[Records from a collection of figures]
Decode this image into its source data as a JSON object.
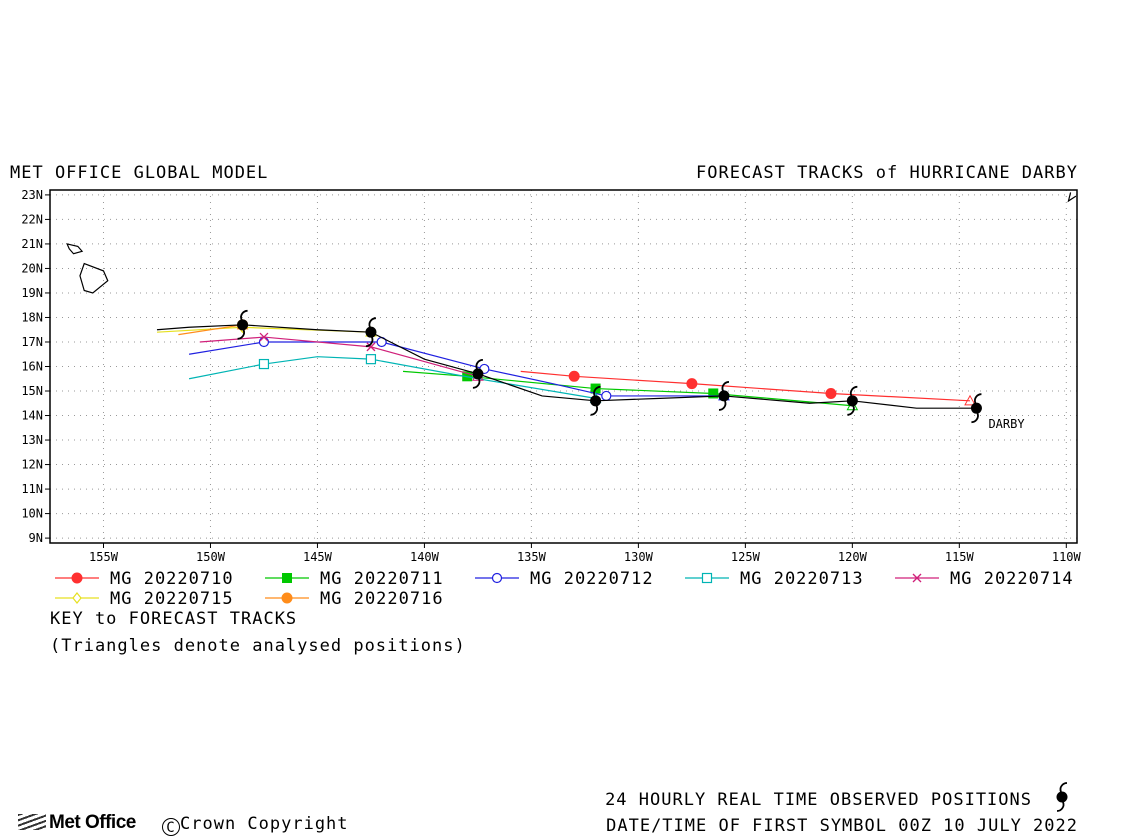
{
  "header": {
    "left_title": "MET OFFICE GLOBAL MODEL",
    "right_title": "FORECAST TRACKS of HURRICANE DARBY"
  },
  "map": {
    "lon_range": [
      -157.5,
      -109.5
    ],
    "lat_range": [
      8.8,
      23.2
    ],
    "lat_ticks": [
      "23N",
      "22N",
      "21N",
      "20N",
      "19N",
      "18N",
      "17N",
      "16N",
      "15N",
      "14N",
      "13N",
      "12N",
      "11N",
      "10N",
      "9N"
    ],
    "lon_ticks": [
      "155W",
      "150W",
      "145W",
      "140W",
      "135W",
      "130W",
      "125W",
      "120W",
      "115W",
      "110W"
    ],
    "grid": true,
    "storm_label": "DARBY"
  },
  "observed_track": {
    "color": "#000000",
    "points": [
      [
        -114.2,
        14.3
      ],
      [
        -117,
        14.3
      ],
      [
        -120,
        14.6
      ],
      [
        -122,
        14.5
      ],
      [
        -126,
        14.8
      ],
      [
        -129,
        14.7
      ],
      [
        -132,
        14.6
      ],
      [
        -134.5,
        14.8
      ],
      [
        -137.5,
        15.7
      ],
      [
        -140,
        16.3
      ],
      [
        -142.5,
        17.4
      ],
      [
        -145,
        17.5
      ],
      [
        -148.5,
        17.7
      ],
      [
        -151,
        17.6
      ],
      [
        -152.5,
        17.5
      ]
    ],
    "daily_symbols": [
      [
        -114.2,
        14.3
      ],
      [
        -120,
        14.6
      ],
      [
        -126,
        14.8
      ],
      [
        -132,
        14.6
      ],
      [
        -137.5,
        15.7
      ],
      [
        -142.5,
        17.4
      ],
      [
        -148.5,
        17.7
      ]
    ]
  },
  "forecasts": [
    {
      "name": "MG 20220710",
      "color": "#ff3030",
      "marker": "circle-filled",
      "points": [
        [
          -114.5,
          14.6
        ],
        [
          -121,
          14.9
        ],
        [
          -127.5,
          15.3
        ],
        [
          -133,
          15.6
        ],
        [
          -135.5,
          15.8
        ]
      ],
      "markers": [
        [
          -121,
          14.9
        ],
        [
          -127.5,
          15.3
        ],
        [
          -133,
          15.6
        ]
      ]
    },
    {
      "name": "MG 20220711",
      "color": "#00c800",
      "marker": "square-filled",
      "points": [
        [
          -120,
          14.4
        ],
        [
          -126.5,
          14.9
        ],
        [
          -132,
          15.1
        ],
        [
          -138,
          15.6
        ],
        [
          -141,
          15.8
        ]
      ],
      "markers": [
        [
          -126.5,
          14.9
        ],
        [
          -132,
          15.1
        ],
        [
          -138,
          15.6
        ]
      ]
    },
    {
      "name": "MG 20220712",
      "color": "#2020e0",
      "marker": "circle-open",
      "points": [
        [
          -126,
          14.8
        ],
        [
          -131.5,
          14.8
        ],
        [
          -134,
          15.3
        ],
        [
          -137.2,
          15.9
        ],
        [
          -142,
          17
        ],
        [
          -147.5,
          17
        ],
        [
          -151,
          16.5
        ]
      ],
      "markers": [
        [
          -131.5,
          14.8
        ],
        [
          -137.2,
          15.9
        ],
        [
          -142,
          17
        ],
        [
          -147.5,
          17
        ]
      ]
    },
    {
      "name": "MG 20220713",
      "color": "#00b4b4",
      "marker": "square-open",
      "points": [
        [
          -132,
          14.7
        ],
        [
          -137.5,
          15.5
        ],
        [
          -142.5,
          16.3
        ],
        [
          -145,
          16.4
        ],
        [
          -147.5,
          16.1
        ],
        [
          -151,
          15.5
        ]
      ],
      "markers": [
        [
          -142.5,
          16.3
        ],
        [
          -147.5,
          16.1
        ]
      ]
    },
    {
      "name": "MG 20220714",
      "color": "#d0207a",
      "marker": "x",
      "points": [
        [
          -137.5,
          15.6
        ],
        [
          -142.5,
          16.8
        ],
        [
          -147.5,
          17.2
        ],
        [
          -150.5,
          17
        ]
      ],
      "markers": [
        [
          -142.5,
          16.8
        ],
        [
          -147.5,
          17.2
        ]
      ]
    },
    {
      "name": "MG 20220715",
      "color": "#e6e020",
      "marker": "diamond-open",
      "points": [
        [
          -142.5,
          17.4
        ],
        [
          -148.5,
          17.6
        ],
        [
          -152.5,
          17.4
        ]
      ],
      "markers": [
        [
          -148.5,
          17.6
        ]
      ]
    },
    {
      "name": "MG 20220716",
      "color": "#ff8c1a",
      "marker": "circle-filled",
      "points": [
        [
          -148.5,
          17.7
        ],
        [
          -151.5,
          17.3
        ]
      ],
      "markers": [
        [
          -148.5,
          17.7
        ]
      ]
    }
  ],
  "key": {
    "title": "KEY to FORECAST TRACKS",
    "note": "(Triangles denote analysed positions)"
  },
  "footer": {
    "observed": "24 HOURLY REAL TIME OBSERVED POSITIONS",
    "datetime": "DATE/TIME OF FIRST SYMBOL 00Z 10 JULY 2022",
    "logo_text": "Met Office",
    "copyright": "Crown Copyright"
  }
}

> [What to work on]:
Gather up, from the records above, each line where the word "TIME" appears.

> [Output for this task]:
    "observed": "24 HOURLY REAL TIME OBSERVED POSITIONS",
    "datetime": "DATE/TIME OF FIRST SYMBOL 00Z 10 JULY 2022",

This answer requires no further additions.